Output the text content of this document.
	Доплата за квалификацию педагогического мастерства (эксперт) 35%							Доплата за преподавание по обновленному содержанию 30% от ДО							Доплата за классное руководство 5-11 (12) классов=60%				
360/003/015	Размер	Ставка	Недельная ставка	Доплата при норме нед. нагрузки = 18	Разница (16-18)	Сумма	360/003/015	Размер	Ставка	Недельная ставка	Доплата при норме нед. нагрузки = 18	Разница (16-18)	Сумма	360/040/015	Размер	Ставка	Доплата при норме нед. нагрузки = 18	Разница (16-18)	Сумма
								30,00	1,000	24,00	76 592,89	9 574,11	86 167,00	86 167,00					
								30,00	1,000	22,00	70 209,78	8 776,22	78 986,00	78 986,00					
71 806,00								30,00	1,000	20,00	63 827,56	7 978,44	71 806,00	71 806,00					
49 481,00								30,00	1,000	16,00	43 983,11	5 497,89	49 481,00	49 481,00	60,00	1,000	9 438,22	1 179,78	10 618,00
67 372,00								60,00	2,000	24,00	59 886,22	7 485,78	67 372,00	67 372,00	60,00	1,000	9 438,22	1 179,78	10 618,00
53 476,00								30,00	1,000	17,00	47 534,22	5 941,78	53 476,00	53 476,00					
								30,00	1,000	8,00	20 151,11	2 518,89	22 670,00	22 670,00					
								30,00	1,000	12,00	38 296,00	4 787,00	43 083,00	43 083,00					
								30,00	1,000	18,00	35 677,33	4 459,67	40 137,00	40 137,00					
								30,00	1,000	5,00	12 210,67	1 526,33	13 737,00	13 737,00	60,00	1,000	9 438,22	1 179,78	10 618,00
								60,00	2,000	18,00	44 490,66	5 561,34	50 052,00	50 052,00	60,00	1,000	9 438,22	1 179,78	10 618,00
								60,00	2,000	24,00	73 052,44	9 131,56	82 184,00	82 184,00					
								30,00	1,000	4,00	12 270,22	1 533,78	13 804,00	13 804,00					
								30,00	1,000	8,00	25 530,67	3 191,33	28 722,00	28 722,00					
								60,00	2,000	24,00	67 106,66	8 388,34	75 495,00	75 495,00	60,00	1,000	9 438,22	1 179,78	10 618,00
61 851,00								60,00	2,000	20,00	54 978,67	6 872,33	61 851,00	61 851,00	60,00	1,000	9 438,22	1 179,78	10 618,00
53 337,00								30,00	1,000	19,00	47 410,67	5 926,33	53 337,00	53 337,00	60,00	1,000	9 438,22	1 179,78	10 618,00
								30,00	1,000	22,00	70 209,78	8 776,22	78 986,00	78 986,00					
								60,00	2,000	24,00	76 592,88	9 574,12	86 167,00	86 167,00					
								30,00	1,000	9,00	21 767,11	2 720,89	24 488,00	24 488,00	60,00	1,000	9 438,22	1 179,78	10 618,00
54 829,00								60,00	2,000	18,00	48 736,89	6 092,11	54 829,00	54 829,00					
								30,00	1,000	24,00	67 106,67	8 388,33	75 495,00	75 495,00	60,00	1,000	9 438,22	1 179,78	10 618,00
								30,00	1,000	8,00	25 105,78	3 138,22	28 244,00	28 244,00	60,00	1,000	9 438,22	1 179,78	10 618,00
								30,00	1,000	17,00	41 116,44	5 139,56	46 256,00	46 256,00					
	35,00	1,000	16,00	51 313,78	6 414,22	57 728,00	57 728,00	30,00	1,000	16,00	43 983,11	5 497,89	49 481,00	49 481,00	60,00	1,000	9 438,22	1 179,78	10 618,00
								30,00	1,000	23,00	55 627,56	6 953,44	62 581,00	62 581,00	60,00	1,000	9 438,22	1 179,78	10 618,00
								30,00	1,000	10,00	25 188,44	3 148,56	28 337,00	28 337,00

============================================================

(What the task asks)
Copy out each line of the records that holds the string "Доплата".

(Task response)
	Доплата за квалификацию педагогического мастерства (эксперт) 35%							Доплата за преподавание по обновленному содержанию 30% от ДО							Доплата за классное руководство 5-11 (12) классов=60%				
360/003/015	Размер	Ставка	Недельная ставка	Доплата при норме нед. нагрузки = 18	Разница (16-18)	Сумма	360/003/015	Размер	Ставка	Недельная ставка	Доплата при норме нед. нагрузки = 18	Разница (16-18)	Сумма	360/040/015	Размер	Ставка	Доплата при норме нед. нагрузки = 18	Разница (16-18)	Сумма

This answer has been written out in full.